## To do:
Print all the data, keeping every line exactly as it is.

+++ Recorded information +++

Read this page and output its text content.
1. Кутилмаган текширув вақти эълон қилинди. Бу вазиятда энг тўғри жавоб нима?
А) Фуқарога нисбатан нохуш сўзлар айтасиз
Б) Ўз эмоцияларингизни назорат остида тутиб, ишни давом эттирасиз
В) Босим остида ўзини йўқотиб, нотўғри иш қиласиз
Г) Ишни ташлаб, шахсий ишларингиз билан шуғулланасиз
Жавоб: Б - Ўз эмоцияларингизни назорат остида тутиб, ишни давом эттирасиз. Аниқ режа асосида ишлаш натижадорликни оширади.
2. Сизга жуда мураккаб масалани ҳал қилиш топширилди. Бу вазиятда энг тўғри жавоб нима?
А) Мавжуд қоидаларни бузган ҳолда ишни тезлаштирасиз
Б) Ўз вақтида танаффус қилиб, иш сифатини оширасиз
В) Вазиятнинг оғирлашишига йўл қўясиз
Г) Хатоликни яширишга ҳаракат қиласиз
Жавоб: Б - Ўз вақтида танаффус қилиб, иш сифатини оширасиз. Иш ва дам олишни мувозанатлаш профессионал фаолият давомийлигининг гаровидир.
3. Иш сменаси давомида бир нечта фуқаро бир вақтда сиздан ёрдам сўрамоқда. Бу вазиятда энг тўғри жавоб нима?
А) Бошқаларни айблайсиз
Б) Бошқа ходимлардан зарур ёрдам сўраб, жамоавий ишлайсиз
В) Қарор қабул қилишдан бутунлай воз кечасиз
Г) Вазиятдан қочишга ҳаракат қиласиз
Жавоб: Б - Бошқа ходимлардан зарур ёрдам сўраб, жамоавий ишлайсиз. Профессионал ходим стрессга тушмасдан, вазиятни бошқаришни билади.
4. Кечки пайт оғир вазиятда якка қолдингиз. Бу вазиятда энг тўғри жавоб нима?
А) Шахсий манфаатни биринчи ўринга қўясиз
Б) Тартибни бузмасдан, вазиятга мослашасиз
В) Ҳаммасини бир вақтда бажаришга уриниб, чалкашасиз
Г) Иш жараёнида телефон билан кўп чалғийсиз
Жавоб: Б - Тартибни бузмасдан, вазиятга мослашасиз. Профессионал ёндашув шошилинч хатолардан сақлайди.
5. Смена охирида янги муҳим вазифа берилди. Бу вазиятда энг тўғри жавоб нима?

+++

## Answer to the task:
Read this page and output its text content.
1. Кутилмаган текширув вақти эълон қилинди. Бу вазиятда энг тўғри жавоб нима?
А) Фуқарога нисбатан нохуш сўзлар айтасиз
Б) Ўз эмоцияларингизни назорат остида тутиб, ишни давом эттирасиз
В) Босим остида ўзини йўқотиб, нотўғри иш қиласиз
Г) Ишни ташлаб, шахсий ишларингиз билан шуғулланасиз
Жавоб: Б - Ўз эмоцияларингизни назорат остида тутиб, ишни давом эттирасиз. Аниқ режа асосида ишлаш натижадорликни оширади.
2. Сизга жуда мураккаб масалани ҳал қилиш топширилди. Бу вазиятда энг тўғри жавоб нима?
А) Мавжуд қоидаларни бузган ҳолда ишни тезлаштирасиз
Б) Ўз вақтида танаффус қилиб, иш сифатини оширасиз
В) Вазиятнинг оғирлашишига йўл қўясиз
Г) Хатоликни яширишга ҳаракат қиласиз
Жавоб: Б - Ўз вақтида танаффус қилиб, иш сифатини оширасиз. Иш ва дам олишни мувозанатлаш профессионал фаолият давомийлигининг гаровидир.
3. Иш сменаси давомида бир нечта фуқаро бир вақтда сиздан ёрдам сўрамоқда. Бу вазиятда энг тўғри жавоб нима?
А) Бошқаларни айблайсиз
Б) Бошқа ходимлардан зарур ёрдам сўраб, жамоавий ишлайсиз
В) Қарор қабул қилишдан бутунлай воз кечасиз
Г) Вазиятдан қочишга ҳаракат қиласиз
Жавоб: Б - Бошқа ходимлардан зарур ёрдам сўраб, жамоавий ишлайсиз. Профессионал ходим стрессга тушмасдан, вазиятни бошқаришни билади.
4. Кечки пайт оғир вазиятда якка қолдингиз. Бу вазиятда энг тўғри жавоб нима?
А) Шахсий манфаатни биринчи ўринга қўясиз
Б) Тартибни бузмасдан, вазиятга мослашасиз
В) Ҳаммасини бир вақтда бажаришга уриниб, чалкашасиз
Г) Иш жараёнида телефон билан кўп чалғийсиз
Жавоб: Б - Тартибни бузмасдан, вазиятга мослашасиз. Профессионал ёндашув шошилинч хатолардан сақлайди.
5. Смена охирида янги муҳим вазифа берилди. Бу вазиятда энг тўғри жавоб нима?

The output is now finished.